* **Task details**: Update the records below by replacing every "divider" with "separator", keeping all other text unchanged.

::::::::::

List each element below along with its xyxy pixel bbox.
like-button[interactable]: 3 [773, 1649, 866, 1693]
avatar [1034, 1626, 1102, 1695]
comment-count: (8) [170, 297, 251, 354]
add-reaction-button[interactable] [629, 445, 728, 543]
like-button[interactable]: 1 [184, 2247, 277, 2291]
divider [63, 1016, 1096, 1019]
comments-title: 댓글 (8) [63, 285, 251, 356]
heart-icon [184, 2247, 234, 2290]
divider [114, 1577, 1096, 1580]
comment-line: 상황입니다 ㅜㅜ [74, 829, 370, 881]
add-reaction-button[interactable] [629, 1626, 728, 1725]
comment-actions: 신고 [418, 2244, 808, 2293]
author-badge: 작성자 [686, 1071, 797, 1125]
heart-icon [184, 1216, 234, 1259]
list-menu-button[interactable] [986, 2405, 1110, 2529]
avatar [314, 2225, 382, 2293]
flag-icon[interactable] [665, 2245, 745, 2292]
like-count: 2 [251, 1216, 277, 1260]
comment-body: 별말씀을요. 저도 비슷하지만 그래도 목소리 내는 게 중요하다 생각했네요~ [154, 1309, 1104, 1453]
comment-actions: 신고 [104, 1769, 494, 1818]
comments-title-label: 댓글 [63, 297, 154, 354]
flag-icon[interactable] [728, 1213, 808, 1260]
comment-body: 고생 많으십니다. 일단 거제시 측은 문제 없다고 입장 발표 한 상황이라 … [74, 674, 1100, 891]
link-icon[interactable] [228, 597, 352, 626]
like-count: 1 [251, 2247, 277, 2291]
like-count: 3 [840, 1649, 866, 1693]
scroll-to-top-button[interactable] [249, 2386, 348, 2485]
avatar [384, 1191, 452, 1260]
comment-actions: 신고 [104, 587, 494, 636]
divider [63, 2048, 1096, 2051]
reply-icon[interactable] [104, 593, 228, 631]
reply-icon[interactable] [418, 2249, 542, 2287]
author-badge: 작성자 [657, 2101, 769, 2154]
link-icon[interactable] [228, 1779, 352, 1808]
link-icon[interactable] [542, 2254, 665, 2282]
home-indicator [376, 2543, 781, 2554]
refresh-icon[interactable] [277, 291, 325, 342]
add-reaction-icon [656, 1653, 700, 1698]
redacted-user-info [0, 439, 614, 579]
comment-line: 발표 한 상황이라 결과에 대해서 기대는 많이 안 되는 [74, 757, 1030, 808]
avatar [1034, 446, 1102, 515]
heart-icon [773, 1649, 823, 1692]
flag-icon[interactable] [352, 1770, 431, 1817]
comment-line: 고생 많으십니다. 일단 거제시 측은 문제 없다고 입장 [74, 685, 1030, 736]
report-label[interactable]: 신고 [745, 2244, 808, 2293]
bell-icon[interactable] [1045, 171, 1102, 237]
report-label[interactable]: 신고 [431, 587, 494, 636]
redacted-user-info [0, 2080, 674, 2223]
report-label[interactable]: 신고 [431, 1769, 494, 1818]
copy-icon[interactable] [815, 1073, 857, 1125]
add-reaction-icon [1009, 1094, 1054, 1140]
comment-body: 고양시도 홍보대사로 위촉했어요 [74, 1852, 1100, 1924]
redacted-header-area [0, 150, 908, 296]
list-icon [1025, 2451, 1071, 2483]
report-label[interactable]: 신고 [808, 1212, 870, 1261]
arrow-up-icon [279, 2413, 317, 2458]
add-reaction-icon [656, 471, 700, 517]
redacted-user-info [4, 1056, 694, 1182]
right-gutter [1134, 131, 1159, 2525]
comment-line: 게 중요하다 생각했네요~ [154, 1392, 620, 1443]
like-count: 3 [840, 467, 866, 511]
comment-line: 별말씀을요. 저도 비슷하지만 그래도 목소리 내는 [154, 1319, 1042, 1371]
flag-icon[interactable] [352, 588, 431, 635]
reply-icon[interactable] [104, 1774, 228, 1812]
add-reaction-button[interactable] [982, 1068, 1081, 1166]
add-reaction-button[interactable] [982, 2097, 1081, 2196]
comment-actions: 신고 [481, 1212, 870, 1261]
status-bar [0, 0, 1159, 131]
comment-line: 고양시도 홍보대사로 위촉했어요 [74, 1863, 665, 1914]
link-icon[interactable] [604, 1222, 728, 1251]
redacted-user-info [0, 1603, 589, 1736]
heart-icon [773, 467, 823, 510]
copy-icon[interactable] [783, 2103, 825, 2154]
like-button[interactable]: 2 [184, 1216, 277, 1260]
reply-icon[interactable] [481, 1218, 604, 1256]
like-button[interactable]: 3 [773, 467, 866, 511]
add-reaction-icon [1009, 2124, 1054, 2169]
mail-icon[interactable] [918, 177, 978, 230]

::::::::::

* **Solution to the problem**:
List each element below along with its xyxy pixel bbox.
like-button[interactable]: 3 [773, 1649, 866, 1693]
avatar [1034, 1626, 1102, 1695]
comment-count: (8) [170, 297, 251, 354]
add-reaction-button[interactable] [629, 445, 728, 543]
like-button[interactable]: 1 [184, 2247, 277, 2291]
separator [63, 1016, 1096, 1019]
comments-title: 댓글 (8) [63, 285, 251, 356]
heart-icon [184, 2247, 234, 2290]
separator [114, 1577, 1096, 1580]
comment-line: 상황입니다 ㅜㅜ [74, 829, 370, 881]
add-reaction-button[interactable] [629, 1626, 728, 1725]
comment-actions: 신고 [418, 2244, 808, 2293]
author-badge: 작성자 [686, 1071, 797, 1125]
heart-icon [184, 1216, 234, 1259]
list-menu-button[interactable] [986, 2405, 1110, 2529]
avatar [314, 2225, 382, 2293]
flag-icon[interactable] [665, 2245, 745, 2292]
like-count: 2 [251, 1216, 277, 1260]
comment-body: 별말씀을요. 저도 비슷하지만 그래도 목소리 내는 게 중요하다 생각했네요~ [154, 1309, 1104, 1453]
comment-actions: 신고 [104, 1769, 494, 1818]
comments-title-label: 댓글 [63, 297, 154, 354]
flag-icon[interactable] [728, 1213, 808, 1260]
comment-body: 고생 많으십니다. 일단 거제시 측은 문제 없다고 입장 발표 한 상황이라 … [74, 674, 1100, 891]
link-icon[interactable] [228, 597, 352, 626]
like-count: 1 [251, 2247, 277, 2291]
like-count: 3 [840, 1649, 866, 1693]
scroll-to-top-button[interactable] [249, 2386, 348, 2485]
avatar [384, 1191, 452, 1260]
comment-actions: 신고 [104, 587, 494, 636]
separator [63, 2048, 1096, 2051]
reply-icon[interactable] [104, 593, 228, 631]
reply-icon[interactable] [418, 2249, 542, 2287]
author-badge: 작성자 [657, 2101, 769, 2154]
link-icon[interactable] [228, 1779, 352, 1808]
link-icon[interactable] [542, 2254, 665, 2282]
home-indicator [376, 2543, 781, 2554]
refresh-icon[interactable] [277, 291, 325, 342]
add-reaction-icon [656, 1653, 700, 1698]
redacted-user-info [0, 439, 614, 579]
comment-line: 발표 한 상황이라 결과에 대해서 기대는 많이 안 되는 [74, 757, 1030, 808]
avatar [1034, 446, 1102, 515]
heart-icon [773, 1649, 823, 1692]
flag-icon[interactable] [352, 1770, 431, 1817]
comment-line: 고생 많으십니다. 일단 거제시 측은 문제 없다고 입장 [74, 685, 1030, 736]
report-label[interactable]: 신고 [745, 2244, 808, 2293]
bell-icon[interactable] [1045, 171, 1102, 237]
report-label[interactable]: 신고 [431, 587, 494, 636]
redacted-user-info [0, 2080, 674, 2223]
report-label[interactable]: 신고 [431, 1769, 494, 1818]
copy-icon[interactable] [815, 1073, 857, 1125]
add-reaction-icon [1009, 1094, 1054, 1140]
comment-body: 고양시도 홍보대사로 위촉했어요 [74, 1852, 1100, 1924]
redacted-header-area [0, 150, 908, 296]
list-icon [1025, 2451, 1071, 2483]
report-label[interactable]: 신고 [808, 1212, 870, 1261]
arrow-up-icon [279, 2413, 317, 2458]
add-reaction-icon [656, 471, 700, 517]
redacted-user-info [4, 1056, 694, 1182]
right-gutter [1134, 131, 1159, 2525]
comment-line: 게 중요하다 생각했네요~ [154, 1392, 620, 1443]
like-count: 3 [840, 467, 866, 511]
comment-line: 별말씀을요. 저도 비슷하지만 그래도 목소리 내는 [154, 1319, 1042, 1371]
flag-icon[interactable] [352, 588, 431, 635]
reply-icon[interactable] [104, 1774, 228, 1812]
add-reaction-button[interactable] [982, 1068, 1081, 1166]
add-reaction-button[interactable] [982, 2097, 1081, 2196]
comment-actions: 신고 [481, 1212, 870, 1261]
status-bar [0, 0, 1159, 131]
comment-line: 고양시도 홍보대사로 위촉했어요 [74, 1863, 665, 1914]
link-icon[interactable] [604, 1222, 728, 1251]
redacted-user-info [0, 1603, 589, 1736]
heart-icon [773, 467, 823, 510]
copy-icon[interactable] [783, 2103, 825, 2154]
like-button[interactable]: 2 [184, 1216, 277, 1260]
reply-icon[interactable] [481, 1218, 604, 1256]
like-button[interactable]: 3 [773, 467, 866, 511]
add-reaction-icon [1009, 2124, 1054, 2169]
mail-icon[interactable] [918, 177, 978, 230]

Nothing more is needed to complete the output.